> _Schriftliche Aufgabe 1_:
Zählen Sie die Zeilen der Datensätze, in denen die Zeichenfolge "Zoeken" vorkommt. Geben Sie nur die Anzahl an.
> _Schriftliche Aufgabe 2_:
Setzen Sie den Text über das europäische Einheitspatent nach seinem letzten Satz fort.

-------- Vorgegebener Text --------

Einheitspatent ante portas!
Eine jahrelange Hängepartie ist vorbei: Was Patentanmelder und -inhaber jetzt im Zusammenhang mit dem neuen Einheitlichen Patentgericht und dem Europäischen Patent mit einheitlicher Wirkung beachten sollten.
Wie berichtet, hatte das Bundesverfassungsgericht letztes Jahr den Weg für den Beitritt der Bundesrepublik Deutschland zum Abkommen über die Schaffung eines einheitlichen Patentgerichts (Unified Patent Court – UPC) freigemacht. Deutschland hat das Abkommen inzwischen ratifiziert, wartet jedoch in internationaler Abstimmung mit dem letzten Formalakt, der Hinterlegung der Ratifizierungsurkunde, bis die derzeit laufenden vorbereitenden Arbeiten für das einheitliche Patentgericht abgeschlossen sind, um das Gericht durch Auswahl und Ernennung der Richter und letzte Arbeiten an den Verfahrensvorschriften arbeitsfähig zu machen. Dies wird derzeit für die zweite Jahreshälfte 2022 erwartet.
Drei Monate später, genauer am ersten Tag des vierten darauffolgenden Monats, startet das europäische Einheitspatent.
Wie erhält man ein Europäisches Einheitspatent?
Das europäische Einheitspatent – im Fachterminus das Europäische Patent mit einheitlicher Wirkung – wird wie das bisherige Europäische Patent vom Europäischen Patentamt (EPA) erteilt. Statt einer Validierung in einzelnen europäischen Mitgliedsländern kann der Patentinhaber innerhalb von einem Monat nach Erteilung eines europäischen Patents einen Antrag auf einheitliche Wirkung stellen, mit dem außerdem eine Übersetzung der Patentschrift ins Englische, oder wenn das Europäische Patent auf Englisch erteilt ist, ins Deutsche oder Französische einzureichen ist.
Das Einheitspatent gilt dann automatisch aber nur für alle EU-Länder, die zum Erteilungszeitpunkt bei der zugrundeliegenden EU-Verordnung und dem Gerichtsabkommen mitmachen. Derzeit sind dies 17 EU-Staaten, darunter neben Deutschland: Belgien, Bulgarien, Dänemark, Estland, Finnland, Frankreich, Italien, Lettland, Litauen, Malta, die Niederlande, Österreich, Portugal, Schweden und Slowenien. Polen, Tschechien, Irland, Griechenland, Zypern, Ungarn, Rumänien und die Slowakei haben das Abkommen noch nicht ratifiziert, werden aber wahrscheinlich nach und nach folgen. Spanien und Kroatien nehmen an der verstärkten Zusammenarbeit, die Grundlage für das Einheitspatent ist, nicht teil, können dieser jedoch später noch beitreten. Wenn in einem dieser Länder Schutz nachgesucht wird, muss daher bis auf Weiteres wie bisher eine Validierung beim jeweiligen nationalen Amt durchgeführt und die national vorgeschriebene Übersetzung eingereicht werden. Nicht-EU-Mitglieder wie die Schweiz, Großbritannien, Norwegen und die Türkei sind vom europäischen Einheitspatent ausgeschlossen, sodass es für diese Länder nur bei der Möglichkeit einer nationalen Validierung bleibt.

-------- Auszüge aus Datensätzen --------

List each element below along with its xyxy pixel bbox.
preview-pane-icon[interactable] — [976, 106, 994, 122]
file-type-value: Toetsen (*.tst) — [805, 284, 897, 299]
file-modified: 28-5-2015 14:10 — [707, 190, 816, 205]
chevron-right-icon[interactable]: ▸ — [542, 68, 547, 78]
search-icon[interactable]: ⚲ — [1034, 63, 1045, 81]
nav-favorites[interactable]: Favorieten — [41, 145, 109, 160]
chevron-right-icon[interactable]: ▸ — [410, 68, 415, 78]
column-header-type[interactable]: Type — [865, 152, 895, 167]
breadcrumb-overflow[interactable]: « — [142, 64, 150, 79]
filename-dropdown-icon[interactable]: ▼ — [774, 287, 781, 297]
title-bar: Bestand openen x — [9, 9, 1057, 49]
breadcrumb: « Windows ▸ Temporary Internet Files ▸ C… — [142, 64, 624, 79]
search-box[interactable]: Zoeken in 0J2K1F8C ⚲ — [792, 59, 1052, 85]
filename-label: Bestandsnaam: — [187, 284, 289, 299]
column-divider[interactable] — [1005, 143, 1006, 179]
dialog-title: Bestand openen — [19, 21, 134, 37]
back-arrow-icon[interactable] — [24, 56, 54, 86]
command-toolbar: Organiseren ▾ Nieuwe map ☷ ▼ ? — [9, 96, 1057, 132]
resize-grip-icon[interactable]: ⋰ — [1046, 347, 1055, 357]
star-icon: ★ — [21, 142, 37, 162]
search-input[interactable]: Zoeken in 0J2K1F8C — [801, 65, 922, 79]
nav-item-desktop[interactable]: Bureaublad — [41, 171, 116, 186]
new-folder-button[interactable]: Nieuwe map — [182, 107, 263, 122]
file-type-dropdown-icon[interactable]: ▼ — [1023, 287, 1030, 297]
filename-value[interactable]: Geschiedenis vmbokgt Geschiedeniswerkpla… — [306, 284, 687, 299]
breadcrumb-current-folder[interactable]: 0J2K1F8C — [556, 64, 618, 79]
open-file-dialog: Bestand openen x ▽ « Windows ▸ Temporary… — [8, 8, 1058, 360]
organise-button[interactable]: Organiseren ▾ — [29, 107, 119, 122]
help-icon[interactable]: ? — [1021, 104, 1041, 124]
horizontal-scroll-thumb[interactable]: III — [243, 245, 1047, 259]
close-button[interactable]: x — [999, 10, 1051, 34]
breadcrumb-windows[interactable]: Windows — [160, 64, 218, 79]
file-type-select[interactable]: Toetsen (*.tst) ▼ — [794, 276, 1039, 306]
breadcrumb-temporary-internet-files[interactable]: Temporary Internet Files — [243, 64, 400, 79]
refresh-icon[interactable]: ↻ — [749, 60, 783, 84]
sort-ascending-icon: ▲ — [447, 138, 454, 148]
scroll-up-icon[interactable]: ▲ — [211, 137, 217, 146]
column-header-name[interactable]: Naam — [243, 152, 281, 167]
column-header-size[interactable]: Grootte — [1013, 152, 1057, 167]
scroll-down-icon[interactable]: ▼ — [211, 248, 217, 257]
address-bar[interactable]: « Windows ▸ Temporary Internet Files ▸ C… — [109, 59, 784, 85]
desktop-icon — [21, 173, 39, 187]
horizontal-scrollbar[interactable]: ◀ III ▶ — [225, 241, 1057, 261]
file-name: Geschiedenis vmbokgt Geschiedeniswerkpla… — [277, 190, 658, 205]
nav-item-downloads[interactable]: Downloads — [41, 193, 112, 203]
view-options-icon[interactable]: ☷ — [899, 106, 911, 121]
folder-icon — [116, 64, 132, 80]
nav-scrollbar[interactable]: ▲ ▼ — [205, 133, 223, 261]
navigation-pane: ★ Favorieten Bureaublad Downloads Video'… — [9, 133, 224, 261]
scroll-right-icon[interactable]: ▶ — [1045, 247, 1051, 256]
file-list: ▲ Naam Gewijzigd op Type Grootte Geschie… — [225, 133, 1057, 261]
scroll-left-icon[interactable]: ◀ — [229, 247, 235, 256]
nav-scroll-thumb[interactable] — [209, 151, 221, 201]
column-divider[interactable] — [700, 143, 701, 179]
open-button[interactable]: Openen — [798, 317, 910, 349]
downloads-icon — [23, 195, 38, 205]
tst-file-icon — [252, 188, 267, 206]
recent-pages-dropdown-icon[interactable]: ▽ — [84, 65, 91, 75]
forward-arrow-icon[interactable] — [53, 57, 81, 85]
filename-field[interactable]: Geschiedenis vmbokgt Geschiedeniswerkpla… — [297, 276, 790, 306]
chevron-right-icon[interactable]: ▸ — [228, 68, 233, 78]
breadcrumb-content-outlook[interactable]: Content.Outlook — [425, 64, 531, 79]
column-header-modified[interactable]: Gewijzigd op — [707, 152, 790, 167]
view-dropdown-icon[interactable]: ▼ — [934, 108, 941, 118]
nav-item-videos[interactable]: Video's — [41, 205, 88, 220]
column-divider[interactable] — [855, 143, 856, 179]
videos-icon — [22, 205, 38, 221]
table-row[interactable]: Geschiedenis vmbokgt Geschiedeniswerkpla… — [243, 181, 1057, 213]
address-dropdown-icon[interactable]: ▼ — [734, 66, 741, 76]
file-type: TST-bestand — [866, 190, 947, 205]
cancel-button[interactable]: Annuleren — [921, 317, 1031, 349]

--------

> _Antwort 1_:
2

> _Antwort 2_:
Ab wann können Europäische Einheitspatente erhalten werden?
Einheitspatente können nicht nur für zukünftige europäische Patentanmeldungen erhalten werden, sondern werden auch für alle zum Zeitpunkt des Inkrafttretens des Gerichtsabkommens noch im Prüfungsverfahren befindlichen Patentanmeldungen gleichermaßen erhältlich sein.
Leider steht der genaue Zeitpunkt des Inkrafttretens noch nicht fest.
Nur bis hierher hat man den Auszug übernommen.